▶ Aim of the exercise:
Look for the word "TÉLÉCHARGER" in the entries below, then copy every line that has it.
═════ Data extract
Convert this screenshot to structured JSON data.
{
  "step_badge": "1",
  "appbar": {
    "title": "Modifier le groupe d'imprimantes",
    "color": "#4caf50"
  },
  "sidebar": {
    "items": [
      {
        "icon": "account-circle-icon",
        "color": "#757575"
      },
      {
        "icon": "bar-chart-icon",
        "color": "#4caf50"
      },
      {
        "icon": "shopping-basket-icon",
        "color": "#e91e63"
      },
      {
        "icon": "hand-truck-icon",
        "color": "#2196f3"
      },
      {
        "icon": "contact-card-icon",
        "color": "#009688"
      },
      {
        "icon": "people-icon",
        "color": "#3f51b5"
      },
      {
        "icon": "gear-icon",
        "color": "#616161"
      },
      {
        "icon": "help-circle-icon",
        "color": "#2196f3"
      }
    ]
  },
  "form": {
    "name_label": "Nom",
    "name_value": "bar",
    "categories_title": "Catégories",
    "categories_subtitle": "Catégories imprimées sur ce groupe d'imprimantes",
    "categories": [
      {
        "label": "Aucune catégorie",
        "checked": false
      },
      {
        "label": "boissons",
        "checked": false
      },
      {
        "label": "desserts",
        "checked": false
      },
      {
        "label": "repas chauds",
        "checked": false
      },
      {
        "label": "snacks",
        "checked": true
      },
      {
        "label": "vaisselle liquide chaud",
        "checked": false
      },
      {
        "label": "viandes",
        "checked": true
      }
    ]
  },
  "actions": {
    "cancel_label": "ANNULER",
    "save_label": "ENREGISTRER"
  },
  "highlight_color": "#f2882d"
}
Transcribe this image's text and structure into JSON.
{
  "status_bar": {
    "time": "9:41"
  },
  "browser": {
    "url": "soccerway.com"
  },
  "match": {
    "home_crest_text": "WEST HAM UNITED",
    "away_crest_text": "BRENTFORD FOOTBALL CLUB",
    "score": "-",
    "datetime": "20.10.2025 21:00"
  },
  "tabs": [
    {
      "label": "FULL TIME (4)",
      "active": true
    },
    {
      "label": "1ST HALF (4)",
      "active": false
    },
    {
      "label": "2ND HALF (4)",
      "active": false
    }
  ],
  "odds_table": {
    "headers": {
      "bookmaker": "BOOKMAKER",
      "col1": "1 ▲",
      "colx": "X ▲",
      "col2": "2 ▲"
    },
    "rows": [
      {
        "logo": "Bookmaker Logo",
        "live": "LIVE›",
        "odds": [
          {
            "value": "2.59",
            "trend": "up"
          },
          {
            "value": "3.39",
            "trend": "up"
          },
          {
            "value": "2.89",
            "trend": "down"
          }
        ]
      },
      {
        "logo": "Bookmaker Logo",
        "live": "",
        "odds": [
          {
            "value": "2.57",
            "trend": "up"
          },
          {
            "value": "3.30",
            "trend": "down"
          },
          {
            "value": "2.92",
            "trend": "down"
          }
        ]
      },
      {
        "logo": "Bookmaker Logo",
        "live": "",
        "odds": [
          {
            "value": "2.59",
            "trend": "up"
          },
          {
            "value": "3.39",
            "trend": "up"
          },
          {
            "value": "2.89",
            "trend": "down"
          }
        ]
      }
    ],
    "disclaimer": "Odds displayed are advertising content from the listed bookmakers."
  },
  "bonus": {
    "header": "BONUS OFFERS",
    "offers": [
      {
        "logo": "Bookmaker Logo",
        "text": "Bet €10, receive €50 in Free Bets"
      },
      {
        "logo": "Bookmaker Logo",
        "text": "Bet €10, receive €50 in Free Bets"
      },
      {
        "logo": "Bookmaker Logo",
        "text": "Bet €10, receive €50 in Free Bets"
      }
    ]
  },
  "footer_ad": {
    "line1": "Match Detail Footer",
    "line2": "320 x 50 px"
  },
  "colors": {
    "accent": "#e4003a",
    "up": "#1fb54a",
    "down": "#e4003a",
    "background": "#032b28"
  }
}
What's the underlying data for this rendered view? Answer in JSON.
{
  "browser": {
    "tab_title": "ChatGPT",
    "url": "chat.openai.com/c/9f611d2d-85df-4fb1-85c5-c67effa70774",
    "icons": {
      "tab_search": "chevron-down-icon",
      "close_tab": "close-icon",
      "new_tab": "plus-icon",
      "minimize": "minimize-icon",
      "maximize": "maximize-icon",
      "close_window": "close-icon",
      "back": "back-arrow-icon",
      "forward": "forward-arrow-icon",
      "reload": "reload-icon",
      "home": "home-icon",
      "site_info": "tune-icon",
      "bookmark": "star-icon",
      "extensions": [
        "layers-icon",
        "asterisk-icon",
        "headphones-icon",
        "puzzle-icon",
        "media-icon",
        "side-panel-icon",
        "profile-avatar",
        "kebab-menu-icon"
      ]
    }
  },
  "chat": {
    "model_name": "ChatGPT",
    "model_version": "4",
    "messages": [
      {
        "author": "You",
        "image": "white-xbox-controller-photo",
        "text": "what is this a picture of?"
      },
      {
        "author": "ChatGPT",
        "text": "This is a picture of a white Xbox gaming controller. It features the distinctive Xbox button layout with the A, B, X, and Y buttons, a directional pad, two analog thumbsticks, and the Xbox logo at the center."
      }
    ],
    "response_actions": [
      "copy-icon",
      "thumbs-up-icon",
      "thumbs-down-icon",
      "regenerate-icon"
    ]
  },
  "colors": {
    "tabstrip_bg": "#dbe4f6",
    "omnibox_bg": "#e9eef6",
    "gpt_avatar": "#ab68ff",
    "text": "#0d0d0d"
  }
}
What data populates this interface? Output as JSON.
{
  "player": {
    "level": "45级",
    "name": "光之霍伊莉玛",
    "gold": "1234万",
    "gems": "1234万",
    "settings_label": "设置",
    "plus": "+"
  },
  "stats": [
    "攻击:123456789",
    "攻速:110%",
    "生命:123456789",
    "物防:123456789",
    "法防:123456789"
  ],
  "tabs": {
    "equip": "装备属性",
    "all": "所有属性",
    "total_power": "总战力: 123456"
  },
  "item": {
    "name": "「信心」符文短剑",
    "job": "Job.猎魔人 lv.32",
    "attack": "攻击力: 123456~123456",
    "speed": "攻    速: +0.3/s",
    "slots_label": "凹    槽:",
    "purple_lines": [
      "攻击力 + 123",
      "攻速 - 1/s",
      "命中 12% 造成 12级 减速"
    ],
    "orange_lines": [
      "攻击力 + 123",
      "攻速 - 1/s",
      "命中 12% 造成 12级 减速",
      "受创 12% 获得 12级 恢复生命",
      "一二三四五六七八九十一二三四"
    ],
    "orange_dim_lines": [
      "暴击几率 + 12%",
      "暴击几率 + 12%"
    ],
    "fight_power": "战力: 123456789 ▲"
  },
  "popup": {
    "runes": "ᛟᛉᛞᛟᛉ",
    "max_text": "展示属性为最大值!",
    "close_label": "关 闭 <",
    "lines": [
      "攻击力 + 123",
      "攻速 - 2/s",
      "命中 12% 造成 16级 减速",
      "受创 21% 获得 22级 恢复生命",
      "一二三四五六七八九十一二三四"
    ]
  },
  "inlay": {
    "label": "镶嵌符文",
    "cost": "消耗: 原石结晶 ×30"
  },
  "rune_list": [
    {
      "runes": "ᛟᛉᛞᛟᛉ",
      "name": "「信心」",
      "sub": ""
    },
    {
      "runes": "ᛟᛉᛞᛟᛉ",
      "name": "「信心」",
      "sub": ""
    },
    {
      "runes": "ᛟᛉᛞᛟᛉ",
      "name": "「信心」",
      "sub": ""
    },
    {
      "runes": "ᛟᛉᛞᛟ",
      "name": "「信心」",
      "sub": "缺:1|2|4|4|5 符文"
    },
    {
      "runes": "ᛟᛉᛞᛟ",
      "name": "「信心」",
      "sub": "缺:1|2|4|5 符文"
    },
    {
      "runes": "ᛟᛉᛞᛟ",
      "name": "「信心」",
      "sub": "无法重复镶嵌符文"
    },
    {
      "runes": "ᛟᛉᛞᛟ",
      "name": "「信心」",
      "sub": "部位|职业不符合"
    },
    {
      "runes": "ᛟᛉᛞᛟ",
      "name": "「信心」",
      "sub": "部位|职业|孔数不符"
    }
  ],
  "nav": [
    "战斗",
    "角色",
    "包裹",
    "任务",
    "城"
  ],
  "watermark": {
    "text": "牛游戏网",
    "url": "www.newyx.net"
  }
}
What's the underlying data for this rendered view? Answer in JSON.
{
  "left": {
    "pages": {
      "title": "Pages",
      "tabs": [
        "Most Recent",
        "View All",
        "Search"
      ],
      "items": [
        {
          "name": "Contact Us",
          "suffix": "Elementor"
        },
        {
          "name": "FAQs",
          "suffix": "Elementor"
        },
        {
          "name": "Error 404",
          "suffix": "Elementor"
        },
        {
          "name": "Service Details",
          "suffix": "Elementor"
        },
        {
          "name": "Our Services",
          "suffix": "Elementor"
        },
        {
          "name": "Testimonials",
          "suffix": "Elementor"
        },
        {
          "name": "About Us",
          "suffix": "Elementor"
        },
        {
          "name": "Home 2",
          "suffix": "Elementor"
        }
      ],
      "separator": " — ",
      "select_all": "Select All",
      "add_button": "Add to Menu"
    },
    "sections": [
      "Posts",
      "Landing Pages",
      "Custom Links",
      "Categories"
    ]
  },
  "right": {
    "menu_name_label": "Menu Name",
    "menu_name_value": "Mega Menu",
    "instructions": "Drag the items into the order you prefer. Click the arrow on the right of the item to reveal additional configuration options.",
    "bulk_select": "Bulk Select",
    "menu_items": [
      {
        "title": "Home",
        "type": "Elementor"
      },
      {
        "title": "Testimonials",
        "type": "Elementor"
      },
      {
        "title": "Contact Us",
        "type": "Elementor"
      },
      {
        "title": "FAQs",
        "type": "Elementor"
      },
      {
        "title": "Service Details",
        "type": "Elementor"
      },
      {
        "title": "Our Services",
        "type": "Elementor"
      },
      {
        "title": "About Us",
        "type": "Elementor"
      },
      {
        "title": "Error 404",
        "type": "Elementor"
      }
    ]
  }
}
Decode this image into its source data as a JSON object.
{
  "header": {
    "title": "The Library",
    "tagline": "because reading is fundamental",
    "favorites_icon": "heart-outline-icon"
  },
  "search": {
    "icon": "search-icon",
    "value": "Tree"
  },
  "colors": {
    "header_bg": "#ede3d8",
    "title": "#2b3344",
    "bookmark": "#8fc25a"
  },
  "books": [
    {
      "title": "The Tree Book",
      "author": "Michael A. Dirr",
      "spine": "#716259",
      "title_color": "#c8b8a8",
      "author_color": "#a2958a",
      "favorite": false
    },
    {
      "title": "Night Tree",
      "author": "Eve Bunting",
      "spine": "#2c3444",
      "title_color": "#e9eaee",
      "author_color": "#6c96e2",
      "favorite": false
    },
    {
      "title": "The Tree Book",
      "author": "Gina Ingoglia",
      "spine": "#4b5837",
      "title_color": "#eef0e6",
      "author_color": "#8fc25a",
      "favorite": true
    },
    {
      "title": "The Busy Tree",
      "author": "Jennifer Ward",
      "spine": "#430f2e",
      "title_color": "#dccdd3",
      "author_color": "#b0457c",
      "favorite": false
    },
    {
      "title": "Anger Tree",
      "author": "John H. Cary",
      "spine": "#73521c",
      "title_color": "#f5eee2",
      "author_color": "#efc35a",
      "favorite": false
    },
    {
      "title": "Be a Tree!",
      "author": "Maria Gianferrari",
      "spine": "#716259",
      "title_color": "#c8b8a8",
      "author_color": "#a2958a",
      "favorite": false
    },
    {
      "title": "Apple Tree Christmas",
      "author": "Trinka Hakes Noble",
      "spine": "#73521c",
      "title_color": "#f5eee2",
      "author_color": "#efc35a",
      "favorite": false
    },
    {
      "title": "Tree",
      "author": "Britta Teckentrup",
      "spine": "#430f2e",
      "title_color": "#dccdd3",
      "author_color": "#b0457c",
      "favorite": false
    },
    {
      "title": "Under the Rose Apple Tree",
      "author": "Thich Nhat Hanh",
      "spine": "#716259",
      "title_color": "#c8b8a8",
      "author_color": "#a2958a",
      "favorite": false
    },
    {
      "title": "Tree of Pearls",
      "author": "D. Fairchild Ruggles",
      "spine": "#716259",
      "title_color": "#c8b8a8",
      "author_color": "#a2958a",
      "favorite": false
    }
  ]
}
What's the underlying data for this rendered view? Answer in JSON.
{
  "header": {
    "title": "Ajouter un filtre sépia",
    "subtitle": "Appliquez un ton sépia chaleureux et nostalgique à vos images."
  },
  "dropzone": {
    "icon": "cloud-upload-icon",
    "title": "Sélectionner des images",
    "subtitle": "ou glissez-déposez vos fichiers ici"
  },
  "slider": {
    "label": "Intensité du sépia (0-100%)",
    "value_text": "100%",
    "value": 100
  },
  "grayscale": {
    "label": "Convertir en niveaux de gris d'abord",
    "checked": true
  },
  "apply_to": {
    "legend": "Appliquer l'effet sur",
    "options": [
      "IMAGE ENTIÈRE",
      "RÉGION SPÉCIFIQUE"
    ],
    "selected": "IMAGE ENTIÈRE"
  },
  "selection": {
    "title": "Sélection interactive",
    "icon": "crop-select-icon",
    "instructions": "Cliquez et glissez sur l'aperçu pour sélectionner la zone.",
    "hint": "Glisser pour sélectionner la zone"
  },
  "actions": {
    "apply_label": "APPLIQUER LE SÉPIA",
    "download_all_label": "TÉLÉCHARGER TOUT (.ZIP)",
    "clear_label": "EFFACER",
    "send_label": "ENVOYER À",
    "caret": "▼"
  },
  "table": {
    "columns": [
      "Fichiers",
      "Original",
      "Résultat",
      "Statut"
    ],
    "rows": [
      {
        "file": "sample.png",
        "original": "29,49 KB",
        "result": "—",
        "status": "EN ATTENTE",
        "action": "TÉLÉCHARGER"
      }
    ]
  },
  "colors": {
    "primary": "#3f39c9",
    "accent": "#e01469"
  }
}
══════════
▶ Solution to the problem:
    "download_all_label": "TÉLÉCHARGER TOUT (.ZIP)",
        "action": "TÉLÉCHARGER"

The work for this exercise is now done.